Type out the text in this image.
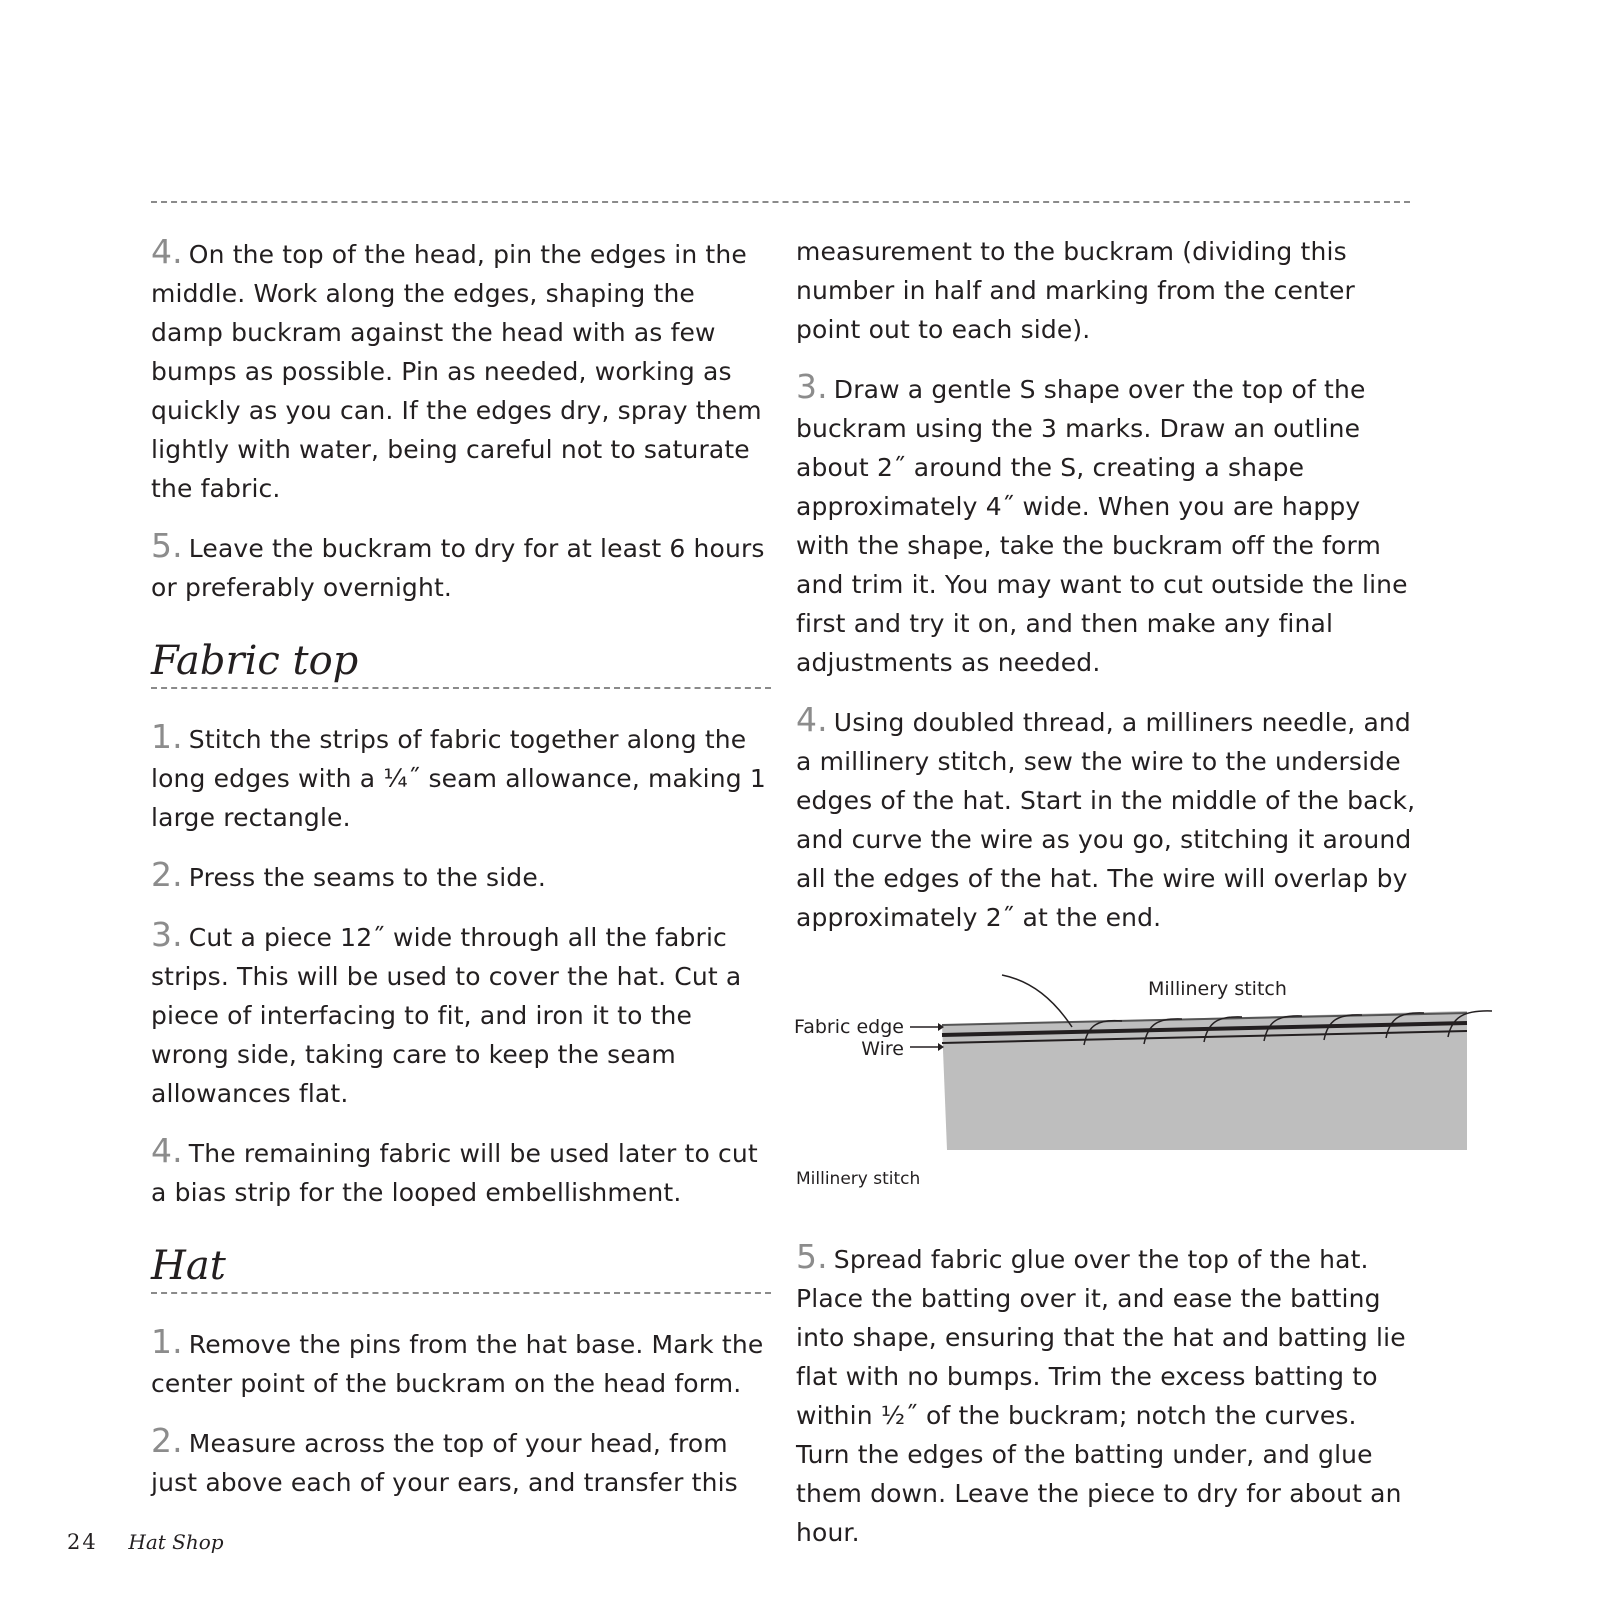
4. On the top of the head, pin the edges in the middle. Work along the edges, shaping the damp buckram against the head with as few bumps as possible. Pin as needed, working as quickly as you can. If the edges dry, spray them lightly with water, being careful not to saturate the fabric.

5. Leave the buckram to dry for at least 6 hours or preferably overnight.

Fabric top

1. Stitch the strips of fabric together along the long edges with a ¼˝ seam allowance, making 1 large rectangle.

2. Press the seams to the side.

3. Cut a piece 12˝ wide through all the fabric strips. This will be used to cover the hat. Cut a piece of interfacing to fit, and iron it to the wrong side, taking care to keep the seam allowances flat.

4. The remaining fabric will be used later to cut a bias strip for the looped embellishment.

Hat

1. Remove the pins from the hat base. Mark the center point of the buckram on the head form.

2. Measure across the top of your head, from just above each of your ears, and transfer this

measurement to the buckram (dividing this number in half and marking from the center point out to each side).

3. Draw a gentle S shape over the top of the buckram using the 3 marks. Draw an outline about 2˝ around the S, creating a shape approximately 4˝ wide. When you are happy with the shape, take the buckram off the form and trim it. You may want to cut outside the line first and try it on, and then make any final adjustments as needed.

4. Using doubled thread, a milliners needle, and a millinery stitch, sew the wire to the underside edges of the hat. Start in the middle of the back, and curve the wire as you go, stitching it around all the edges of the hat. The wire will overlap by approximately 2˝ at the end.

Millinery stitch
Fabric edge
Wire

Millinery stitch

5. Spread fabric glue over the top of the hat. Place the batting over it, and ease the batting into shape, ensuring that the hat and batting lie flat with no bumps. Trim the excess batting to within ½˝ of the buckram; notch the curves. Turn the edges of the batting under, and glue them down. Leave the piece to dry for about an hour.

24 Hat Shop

******************************

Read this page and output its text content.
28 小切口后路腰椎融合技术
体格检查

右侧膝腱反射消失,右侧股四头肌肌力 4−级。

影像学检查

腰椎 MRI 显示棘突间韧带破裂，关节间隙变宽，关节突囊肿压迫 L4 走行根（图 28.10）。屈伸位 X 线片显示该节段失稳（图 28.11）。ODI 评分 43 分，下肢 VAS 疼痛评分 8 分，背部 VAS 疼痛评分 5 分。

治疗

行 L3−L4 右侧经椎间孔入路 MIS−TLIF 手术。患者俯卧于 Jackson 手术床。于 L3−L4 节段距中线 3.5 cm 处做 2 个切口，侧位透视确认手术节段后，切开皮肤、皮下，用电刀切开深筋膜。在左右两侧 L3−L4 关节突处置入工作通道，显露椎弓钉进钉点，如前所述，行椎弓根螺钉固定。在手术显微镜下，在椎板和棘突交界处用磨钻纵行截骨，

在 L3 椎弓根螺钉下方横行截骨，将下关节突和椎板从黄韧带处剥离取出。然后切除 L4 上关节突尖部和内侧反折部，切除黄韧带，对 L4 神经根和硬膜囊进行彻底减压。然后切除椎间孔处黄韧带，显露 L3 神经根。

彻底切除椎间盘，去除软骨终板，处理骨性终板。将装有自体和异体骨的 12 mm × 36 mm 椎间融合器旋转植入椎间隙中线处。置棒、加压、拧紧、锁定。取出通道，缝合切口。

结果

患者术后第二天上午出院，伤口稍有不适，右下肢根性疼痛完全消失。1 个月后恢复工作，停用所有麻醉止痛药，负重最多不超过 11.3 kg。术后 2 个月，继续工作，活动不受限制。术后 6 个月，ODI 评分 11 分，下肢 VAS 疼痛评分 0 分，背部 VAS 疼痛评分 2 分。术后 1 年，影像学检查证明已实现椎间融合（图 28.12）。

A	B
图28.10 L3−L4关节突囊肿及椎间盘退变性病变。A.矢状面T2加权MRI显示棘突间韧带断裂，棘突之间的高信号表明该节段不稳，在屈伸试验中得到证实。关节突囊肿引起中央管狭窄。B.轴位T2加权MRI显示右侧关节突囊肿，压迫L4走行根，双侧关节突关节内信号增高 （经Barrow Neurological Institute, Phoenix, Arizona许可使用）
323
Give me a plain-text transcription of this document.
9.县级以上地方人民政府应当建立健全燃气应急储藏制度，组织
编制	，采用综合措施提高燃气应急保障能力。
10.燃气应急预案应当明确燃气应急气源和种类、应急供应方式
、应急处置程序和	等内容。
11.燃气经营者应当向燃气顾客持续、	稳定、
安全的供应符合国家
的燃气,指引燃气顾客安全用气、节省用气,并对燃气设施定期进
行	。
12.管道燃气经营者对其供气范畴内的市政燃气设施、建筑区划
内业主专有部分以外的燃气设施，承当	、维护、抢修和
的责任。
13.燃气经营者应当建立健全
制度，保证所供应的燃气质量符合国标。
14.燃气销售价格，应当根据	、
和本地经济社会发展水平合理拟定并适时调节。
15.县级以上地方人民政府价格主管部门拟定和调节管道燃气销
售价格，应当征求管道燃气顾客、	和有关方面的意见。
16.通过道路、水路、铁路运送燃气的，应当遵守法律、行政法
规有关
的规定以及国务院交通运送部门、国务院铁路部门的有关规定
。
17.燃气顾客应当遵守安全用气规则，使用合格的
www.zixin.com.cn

******************************

WHAT THE EXERCISE ASKS =>
Above are entries; state the number of lines among them that contain "疼痛评分", and nothing else.

FULL SOLUTION =>
2